What is asked: Locate and copy each line in the data that contains the word "Variant".

Material for this task:
★ ★ ★ ★ ★
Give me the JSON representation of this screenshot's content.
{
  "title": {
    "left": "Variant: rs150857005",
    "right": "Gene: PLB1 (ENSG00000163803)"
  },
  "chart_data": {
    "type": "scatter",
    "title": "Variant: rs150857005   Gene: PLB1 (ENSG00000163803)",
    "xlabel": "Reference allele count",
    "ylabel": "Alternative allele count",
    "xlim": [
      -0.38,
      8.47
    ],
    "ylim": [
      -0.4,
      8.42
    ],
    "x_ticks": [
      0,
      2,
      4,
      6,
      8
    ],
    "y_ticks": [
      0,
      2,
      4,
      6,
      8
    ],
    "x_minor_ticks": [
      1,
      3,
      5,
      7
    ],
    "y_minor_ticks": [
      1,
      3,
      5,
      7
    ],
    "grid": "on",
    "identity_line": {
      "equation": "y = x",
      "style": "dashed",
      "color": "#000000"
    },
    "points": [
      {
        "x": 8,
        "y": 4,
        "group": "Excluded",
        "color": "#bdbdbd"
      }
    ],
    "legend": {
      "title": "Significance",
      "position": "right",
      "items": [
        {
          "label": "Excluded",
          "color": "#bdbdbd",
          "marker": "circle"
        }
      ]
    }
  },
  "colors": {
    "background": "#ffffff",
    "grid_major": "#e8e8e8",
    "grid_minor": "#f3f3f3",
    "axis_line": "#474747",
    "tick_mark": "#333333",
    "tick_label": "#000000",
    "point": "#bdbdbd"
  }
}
★ ★ ★ ★ ★
Written solution:
    "left": "Variant: rs150857005",
    "title": "Variant: rs150857005   Gene: PLB1 (ENSG00000163803)",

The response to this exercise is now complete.